Check every line of the entries for "Taxprep", and copy the lines that hold it.

→ **Information supplied**
----------------------------------------

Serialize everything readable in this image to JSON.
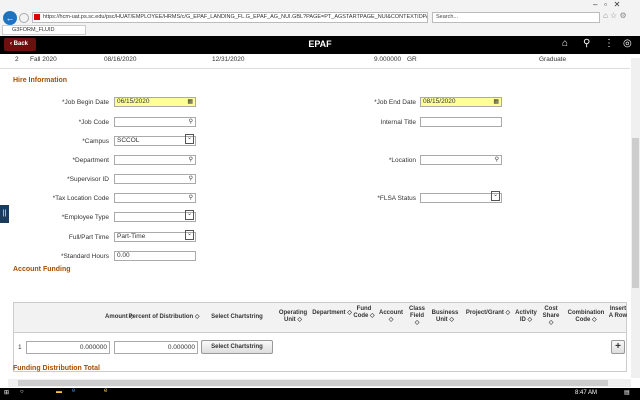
{
  "browser": {
    "url": "https://hcm-uat.ps.sc.edu/psc/HUAT/EMPLOYEE/HRMS/c/G_EPAF_LANDING_FL.G_EPAF_AG_NUI.GBL?PAGE=PT_AGSTARTPAGE_NUI&CONTEXTIDPARAM",
    "search_placeholder": "Search...",
    "tab_title": "G3FORM_FLUID"
  },
  "header": {
    "back_label": "Back",
    "title": "EPAF",
    "icons": [
      "home-icon",
      "search-icon",
      "more-vertical-icon",
      "compass-icon"
    ]
  },
  "term_row": {
    "num": "2",
    "term": "Fall 2020",
    "start": "08/16/2020",
    "end": "12/31/2020",
    "units": "9.000000",
    "code": "GR",
    "career": "Graduate"
  },
  "hire": {
    "section_title": "Hire Information",
    "job_begin_label": "*Job Begin Date",
    "job_begin": "06/15/2020",
    "job_end_label": "*Job End Date",
    "job_end": "08/15/2020",
    "job_code_label": "*Job Code",
    "job_code": "",
    "internal_title_label": "Internal Title",
    "internal_title": "",
    "campus_label": "*Campus",
    "campus": "SCCOL",
    "department_label": "*Department",
    "department": "",
    "location_label": "*Location",
    "location": "",
    "supervisor_label": "*Supervisor ID",
    "supervisor": "",
    "tax_location_label": "*Tax Location Code",
    "tax_location": "",
    "flsa_label": "*FLSA Status",
    "flsa": "",
    "employee_type_label": "*Employee Type",
    "employee_type": "",
    "full_part_label": "Full/Part Time",
    "full_part": "Part-Time",
    "std_hours_label": "*Standard Hours",
    "std_hours": "0.00"
  },
  "funding": {
    "section_title": "Account Funding",
    "columns": [
      "Amount ◇",
      "Percent of Distribution ◇",
      "Select Chartstring",
      "Operating Unit ◇",
      "Department ◇",
      "Fund Code ◇",
      "Account ◇",
      "Class Field ◇",
      "Business Unit ◇",
      "Project/Grant ◇",
      "Activity ID ◇",
      "Cost Share ◇",
      "Combination Code ◇",
      "Insert A Row"
    ],
    "row": {
      "num": "1",
      "amount": "0.000000",
      "percent": "0.000000",
      "select_label": "Select Chartstring"
    },
    "total_title": "Funding Distribution Total"
  },
  "taskbar": {
    "time": "8:47 AM"
  }
}
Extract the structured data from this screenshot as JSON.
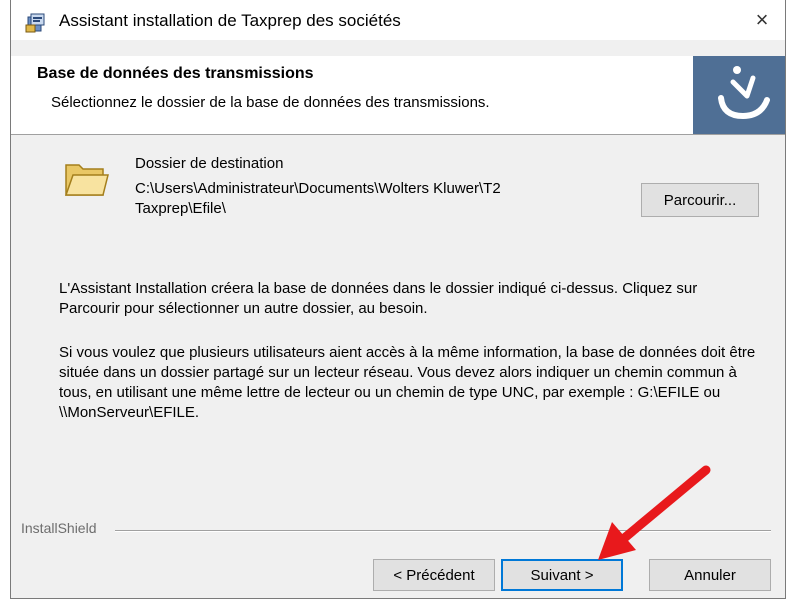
{
  "window": {
    "title": "Assistant installation de Taxprep des sociétés",
    "close_glyph": "×"
  },
  "header": {
    "title": "Base de données des transmissions",
    "subtitle": "Sélectionnez le dossier de la base de données des transmissions."
  },
  "destination": {
    "label": "Dossier de destination",
    "path": "C:\\Users\\Administrateur\\Documents\\Wolters Kluwer\\T2 Taxprep\\Efile\\",
    "browse_label": "Parcourir..."
  },
  "body": {
    "paragraph1": "L'Assistant Installation créera la base de données dans le dossier indiqué ci-dessus. Cliquez sur Parcourir pour sélectionner un autre dossier, au besoin.",
    "paragraph2": "Si vous voulez que plusieurs utilisateurs aient accès à la même information, la base de données doit être située dans un dossier partagé sur un lecteur réseau. Vous devez alors indiquer un chemin commun à tous, en utilisant une même lettre de lecteur ou un chemin de type UNC, par exemple : G:\\EFILE  ou  \\\\MonServeur\\EFILE."
  },
  "footer": {
    "brand": "InstallShield",
    "prev_label": "< Précédent",
    "next_label": "Suivant >",
    "cancel_label": "Annuler"
  },
  "icons": {
    "app": "installer-icon",
    "folder": "folder-icon",
    "logo": "installshield-logo-icon",
    "close": "close-icon",
    "annotation": "red-arrow-icon"
  },
  "colors": {
    "header_logo_bg": "#4f6f95",
    "annotation_arrow": "#e8191c",
    "default_button_border": "#0078d7"
  }
}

----------------------------------------

→ **Correct output**
    "title": "Assistant installation de Taxprep des sociétés",
    "path": "C:\\Users\\Administrateur\\Documents\\Wolters Kluwer\\T2 Taxprep\\Efile\\",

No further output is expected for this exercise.